>> begin

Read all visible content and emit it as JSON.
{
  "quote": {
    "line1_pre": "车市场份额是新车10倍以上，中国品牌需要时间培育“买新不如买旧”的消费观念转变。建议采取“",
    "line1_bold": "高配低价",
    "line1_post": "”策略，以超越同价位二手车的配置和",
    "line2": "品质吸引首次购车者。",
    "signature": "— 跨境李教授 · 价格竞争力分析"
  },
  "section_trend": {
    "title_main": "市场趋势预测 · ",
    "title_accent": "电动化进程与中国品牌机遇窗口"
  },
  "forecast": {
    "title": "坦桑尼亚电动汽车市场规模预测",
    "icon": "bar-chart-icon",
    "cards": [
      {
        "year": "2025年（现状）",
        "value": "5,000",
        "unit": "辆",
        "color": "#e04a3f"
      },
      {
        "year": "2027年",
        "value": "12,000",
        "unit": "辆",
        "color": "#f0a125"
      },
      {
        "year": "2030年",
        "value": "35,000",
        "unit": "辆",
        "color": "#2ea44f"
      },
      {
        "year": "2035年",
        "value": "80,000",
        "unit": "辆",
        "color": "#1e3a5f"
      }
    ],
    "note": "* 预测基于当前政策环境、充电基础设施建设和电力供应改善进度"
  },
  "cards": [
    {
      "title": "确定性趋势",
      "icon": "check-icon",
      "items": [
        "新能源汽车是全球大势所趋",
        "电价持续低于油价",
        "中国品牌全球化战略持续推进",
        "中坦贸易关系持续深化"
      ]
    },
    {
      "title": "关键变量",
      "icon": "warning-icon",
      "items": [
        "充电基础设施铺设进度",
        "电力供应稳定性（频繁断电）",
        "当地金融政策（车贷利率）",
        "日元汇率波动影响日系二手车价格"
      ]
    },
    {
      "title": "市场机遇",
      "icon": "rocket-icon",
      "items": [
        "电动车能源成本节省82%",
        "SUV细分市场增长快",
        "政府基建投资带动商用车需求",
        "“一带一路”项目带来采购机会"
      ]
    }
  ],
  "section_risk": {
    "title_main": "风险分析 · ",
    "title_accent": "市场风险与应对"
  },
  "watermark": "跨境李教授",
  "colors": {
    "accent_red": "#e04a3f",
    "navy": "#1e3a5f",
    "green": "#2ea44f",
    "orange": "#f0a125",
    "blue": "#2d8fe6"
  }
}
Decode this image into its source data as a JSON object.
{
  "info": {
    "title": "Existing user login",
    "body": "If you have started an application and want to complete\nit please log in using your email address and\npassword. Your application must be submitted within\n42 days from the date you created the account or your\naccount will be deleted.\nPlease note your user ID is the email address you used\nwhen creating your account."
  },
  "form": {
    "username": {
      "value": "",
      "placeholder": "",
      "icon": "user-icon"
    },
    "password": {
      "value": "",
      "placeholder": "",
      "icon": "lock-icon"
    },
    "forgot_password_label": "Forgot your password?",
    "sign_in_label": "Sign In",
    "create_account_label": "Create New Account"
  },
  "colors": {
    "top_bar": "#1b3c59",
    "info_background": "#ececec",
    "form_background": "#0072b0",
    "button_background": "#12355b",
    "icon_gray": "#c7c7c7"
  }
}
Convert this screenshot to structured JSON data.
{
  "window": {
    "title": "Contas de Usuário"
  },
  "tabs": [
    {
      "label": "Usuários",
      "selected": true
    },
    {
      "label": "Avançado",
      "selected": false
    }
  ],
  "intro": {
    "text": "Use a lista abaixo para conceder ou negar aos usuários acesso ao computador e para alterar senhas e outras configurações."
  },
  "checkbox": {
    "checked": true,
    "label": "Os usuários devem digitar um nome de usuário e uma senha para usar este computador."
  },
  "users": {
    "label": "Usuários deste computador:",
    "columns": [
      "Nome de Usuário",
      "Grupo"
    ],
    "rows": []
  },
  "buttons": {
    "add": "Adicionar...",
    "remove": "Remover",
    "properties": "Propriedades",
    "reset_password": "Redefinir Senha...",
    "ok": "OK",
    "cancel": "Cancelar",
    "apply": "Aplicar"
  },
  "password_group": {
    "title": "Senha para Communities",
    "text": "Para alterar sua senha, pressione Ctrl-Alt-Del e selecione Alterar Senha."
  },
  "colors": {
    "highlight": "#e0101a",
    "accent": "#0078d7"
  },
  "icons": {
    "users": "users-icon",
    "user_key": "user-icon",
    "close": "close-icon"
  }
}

>> end
>> begin

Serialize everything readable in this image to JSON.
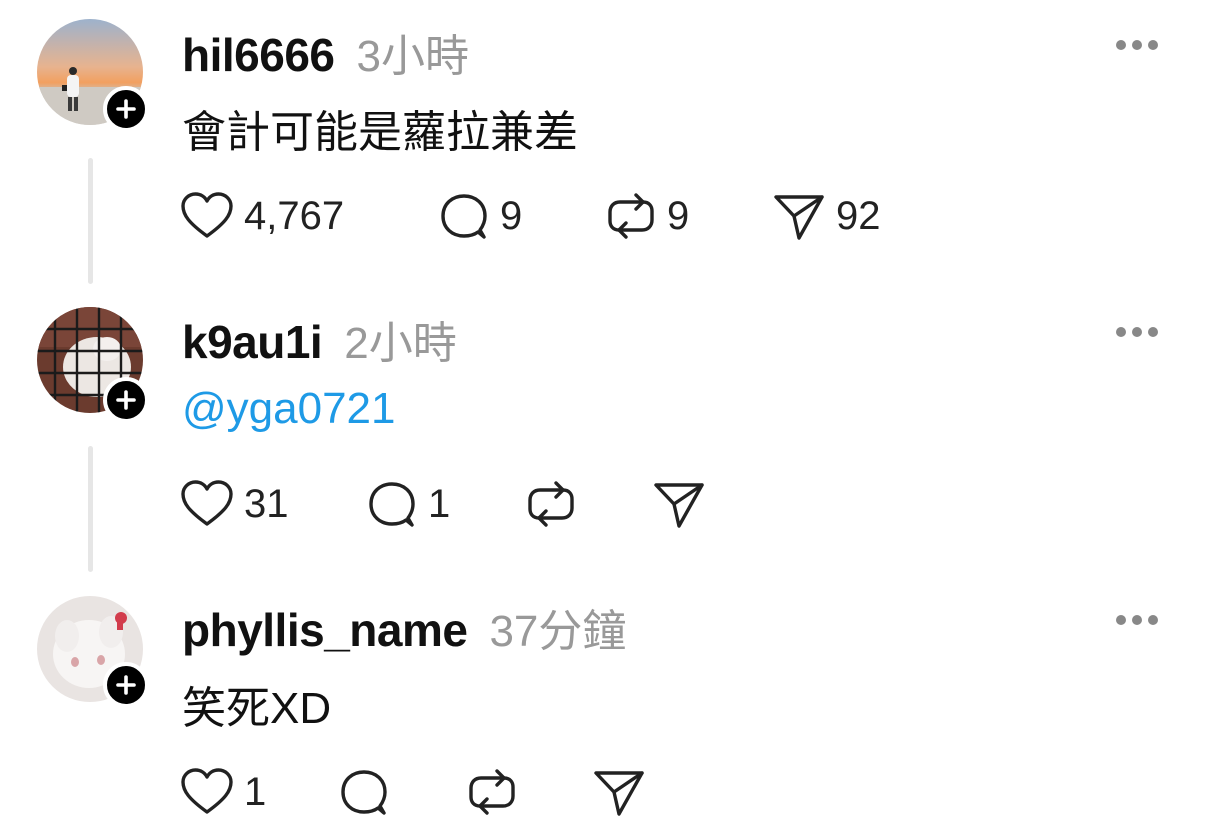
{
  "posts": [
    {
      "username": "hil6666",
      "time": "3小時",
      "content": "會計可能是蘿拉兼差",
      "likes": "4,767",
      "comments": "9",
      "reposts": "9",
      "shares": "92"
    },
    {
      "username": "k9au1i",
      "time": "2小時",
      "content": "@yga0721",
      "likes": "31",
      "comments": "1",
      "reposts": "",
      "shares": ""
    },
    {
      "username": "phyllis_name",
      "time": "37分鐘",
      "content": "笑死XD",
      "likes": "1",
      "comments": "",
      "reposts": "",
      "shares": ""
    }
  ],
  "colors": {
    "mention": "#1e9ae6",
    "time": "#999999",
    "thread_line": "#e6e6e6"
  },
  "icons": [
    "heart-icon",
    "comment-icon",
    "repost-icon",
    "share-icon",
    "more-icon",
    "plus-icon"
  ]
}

>> end

Show each line of the data that contains the string "value".

▶ THE SOLUTION
        "value": "5,000",
        "value": "12,000",
        "value": "35,000",
        "value": "80,000",
      "value": "",
      "value": "",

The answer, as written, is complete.